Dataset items
+++
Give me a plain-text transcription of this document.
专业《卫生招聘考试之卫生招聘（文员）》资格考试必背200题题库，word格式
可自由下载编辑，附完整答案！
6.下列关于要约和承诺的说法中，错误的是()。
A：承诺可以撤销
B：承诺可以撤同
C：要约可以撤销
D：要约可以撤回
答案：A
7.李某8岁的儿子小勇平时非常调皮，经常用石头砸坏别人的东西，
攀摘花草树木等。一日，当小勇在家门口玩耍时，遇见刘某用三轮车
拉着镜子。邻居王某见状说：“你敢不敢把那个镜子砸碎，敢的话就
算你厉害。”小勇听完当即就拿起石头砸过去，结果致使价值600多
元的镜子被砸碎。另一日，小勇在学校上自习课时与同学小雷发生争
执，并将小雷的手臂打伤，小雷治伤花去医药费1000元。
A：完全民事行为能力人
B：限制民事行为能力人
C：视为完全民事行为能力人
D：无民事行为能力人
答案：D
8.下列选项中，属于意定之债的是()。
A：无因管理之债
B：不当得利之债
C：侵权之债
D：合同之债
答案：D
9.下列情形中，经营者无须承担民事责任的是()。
+++
_PROMPT:_ Write out the entries in full, exactly as given.

_OUTPUT OF THE TASK:_
Give me a plain-text transcription of this document.
专业《卫生招聘考试之卫生招聘（文员）》资格考试必背200题题库，word格式
可自由下载编辑，附完整答案！
6.下列关于要约和承诺的说法中，错误的是()。
A：承诺可以撤销
B：承诺可以撤同
C：要约可以撤销
D：要约可以撤回
答案：A
7.李某8岁的儿子小勇平时非常调皮，经常用石头砸坏别人的东西，
攀摘花草树木等。一日，当小勇在家门口玩耍时，遇见刘某用三轮车
拉着镜子。邻居王某见状说：“你敢不敢把那个镜子砸碎，敢的话就
算你厉害。”小勇听完当即就拿起石头砸过去，结果致使价值600多
元的镜子被砸碎。另一日，小勇在学校上自习课时与同学小雷发生争
执，并将小雷的手臂打伤，小雷治伤花去医药费1000元。
A：完全民事行为能力人
B：限制民事行为能力人
C：视为完全民事行为能力人
D：无民事行为能力人
答案：D
8.下列选项中，属于意定之债的是()。
A：无因管理之债
B：不当得利之债
C：侵权之债
D：合同之债
答案：D
9.下列情形中，经营者无须承担民事责任的是()。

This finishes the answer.